## Task directions:
Show each line of the material below that contains the string "price", copied in full. Case matters when matching.

## Data to process:

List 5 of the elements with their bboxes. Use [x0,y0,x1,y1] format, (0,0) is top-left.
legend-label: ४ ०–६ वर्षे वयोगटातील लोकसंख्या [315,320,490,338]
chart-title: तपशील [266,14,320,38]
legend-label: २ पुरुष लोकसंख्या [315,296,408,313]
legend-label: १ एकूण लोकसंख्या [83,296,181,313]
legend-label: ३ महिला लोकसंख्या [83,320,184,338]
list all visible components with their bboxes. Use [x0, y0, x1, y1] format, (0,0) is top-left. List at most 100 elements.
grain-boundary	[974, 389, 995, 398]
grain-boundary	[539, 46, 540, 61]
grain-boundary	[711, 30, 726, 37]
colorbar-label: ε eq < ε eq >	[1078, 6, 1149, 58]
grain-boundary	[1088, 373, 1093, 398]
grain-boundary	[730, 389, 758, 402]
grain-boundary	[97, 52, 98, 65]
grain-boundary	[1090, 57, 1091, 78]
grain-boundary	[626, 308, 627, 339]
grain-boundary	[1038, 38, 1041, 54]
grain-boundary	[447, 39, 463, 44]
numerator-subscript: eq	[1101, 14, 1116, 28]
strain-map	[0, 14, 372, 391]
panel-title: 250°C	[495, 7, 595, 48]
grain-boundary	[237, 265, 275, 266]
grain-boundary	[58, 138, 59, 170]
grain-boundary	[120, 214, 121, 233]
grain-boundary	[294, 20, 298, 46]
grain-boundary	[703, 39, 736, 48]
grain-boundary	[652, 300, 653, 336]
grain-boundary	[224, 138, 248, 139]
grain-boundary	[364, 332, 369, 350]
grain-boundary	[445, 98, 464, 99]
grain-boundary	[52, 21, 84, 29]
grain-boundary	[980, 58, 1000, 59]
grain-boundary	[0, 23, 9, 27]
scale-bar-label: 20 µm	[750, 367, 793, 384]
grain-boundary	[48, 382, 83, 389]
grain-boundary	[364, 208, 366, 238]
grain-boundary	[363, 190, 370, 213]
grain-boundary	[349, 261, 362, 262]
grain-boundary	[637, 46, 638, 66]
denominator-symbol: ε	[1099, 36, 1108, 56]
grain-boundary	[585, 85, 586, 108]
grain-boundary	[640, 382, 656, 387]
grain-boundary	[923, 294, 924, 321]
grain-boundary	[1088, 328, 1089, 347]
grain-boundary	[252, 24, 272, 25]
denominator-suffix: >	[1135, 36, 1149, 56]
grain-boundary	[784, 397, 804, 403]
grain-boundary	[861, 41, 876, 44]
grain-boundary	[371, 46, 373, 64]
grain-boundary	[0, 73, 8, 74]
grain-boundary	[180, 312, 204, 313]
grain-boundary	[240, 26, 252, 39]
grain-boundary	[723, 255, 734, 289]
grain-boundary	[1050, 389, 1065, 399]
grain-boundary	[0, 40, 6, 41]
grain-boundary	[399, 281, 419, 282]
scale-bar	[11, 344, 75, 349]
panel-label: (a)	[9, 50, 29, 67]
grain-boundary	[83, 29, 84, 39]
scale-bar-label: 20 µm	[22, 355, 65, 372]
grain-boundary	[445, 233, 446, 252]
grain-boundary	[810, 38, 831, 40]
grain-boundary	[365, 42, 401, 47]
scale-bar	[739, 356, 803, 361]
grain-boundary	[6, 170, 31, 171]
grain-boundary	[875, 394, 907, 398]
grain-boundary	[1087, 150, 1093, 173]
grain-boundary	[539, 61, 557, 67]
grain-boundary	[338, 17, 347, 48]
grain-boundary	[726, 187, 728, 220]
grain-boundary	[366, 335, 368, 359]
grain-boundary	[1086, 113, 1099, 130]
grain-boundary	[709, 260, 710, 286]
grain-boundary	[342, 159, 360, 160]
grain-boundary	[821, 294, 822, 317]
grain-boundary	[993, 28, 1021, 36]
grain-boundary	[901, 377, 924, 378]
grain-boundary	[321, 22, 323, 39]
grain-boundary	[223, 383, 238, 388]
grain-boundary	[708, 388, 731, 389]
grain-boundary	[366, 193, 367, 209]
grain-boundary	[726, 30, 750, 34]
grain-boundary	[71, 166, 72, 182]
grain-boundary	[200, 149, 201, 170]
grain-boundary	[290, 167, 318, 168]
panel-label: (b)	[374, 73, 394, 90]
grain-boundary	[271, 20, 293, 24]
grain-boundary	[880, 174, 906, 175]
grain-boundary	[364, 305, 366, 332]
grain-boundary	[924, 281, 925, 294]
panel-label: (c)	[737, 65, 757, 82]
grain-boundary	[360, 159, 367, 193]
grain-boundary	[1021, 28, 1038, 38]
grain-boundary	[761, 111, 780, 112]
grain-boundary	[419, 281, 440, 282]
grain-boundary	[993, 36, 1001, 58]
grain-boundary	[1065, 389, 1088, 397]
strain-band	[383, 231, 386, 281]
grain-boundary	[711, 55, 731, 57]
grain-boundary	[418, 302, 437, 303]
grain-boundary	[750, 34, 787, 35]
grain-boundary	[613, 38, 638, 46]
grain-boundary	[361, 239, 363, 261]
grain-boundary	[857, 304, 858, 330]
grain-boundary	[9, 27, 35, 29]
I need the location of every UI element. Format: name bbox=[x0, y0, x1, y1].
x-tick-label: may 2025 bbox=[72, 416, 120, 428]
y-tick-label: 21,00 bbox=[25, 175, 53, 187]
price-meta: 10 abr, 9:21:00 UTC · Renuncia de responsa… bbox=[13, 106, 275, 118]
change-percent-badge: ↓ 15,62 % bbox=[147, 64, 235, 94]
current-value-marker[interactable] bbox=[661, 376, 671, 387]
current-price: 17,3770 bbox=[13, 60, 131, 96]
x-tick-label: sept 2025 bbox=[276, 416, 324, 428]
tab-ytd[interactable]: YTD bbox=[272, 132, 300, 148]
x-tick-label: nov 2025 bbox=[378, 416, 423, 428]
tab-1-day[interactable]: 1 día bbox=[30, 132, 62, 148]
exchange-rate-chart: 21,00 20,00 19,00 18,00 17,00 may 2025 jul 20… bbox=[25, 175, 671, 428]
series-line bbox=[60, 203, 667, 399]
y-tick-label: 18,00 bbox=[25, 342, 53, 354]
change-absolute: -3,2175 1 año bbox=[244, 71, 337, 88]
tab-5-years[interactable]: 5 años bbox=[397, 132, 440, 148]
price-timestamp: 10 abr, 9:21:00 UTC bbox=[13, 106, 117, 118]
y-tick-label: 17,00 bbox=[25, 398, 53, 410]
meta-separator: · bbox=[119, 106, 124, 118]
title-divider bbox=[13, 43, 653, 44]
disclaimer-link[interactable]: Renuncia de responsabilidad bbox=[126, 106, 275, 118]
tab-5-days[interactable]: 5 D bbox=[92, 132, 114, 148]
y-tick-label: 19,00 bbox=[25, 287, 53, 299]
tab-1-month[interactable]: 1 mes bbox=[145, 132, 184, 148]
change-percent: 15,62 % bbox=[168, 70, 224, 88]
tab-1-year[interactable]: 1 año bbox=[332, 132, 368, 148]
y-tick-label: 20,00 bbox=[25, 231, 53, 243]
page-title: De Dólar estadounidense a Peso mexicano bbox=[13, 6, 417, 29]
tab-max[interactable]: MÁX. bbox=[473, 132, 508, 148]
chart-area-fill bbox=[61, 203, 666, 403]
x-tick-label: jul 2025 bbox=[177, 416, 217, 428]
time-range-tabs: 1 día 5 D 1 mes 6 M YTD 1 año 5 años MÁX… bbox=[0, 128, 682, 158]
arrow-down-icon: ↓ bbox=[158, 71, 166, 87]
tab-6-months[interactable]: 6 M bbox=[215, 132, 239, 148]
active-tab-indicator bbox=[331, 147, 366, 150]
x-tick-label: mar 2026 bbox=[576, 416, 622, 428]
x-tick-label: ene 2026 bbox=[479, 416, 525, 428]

## Result of the exercise:
price-meta: 10 abr, 9:21:00 UTC · Renuncia de responsa… bbox=[13, 106, 275, 118]
current-price: 17,3770 bbox=[13, 60, 131, 96]
price-timestamp: 10 abr, 9:21:00 UTC bbox=[13, 106, 117, 118]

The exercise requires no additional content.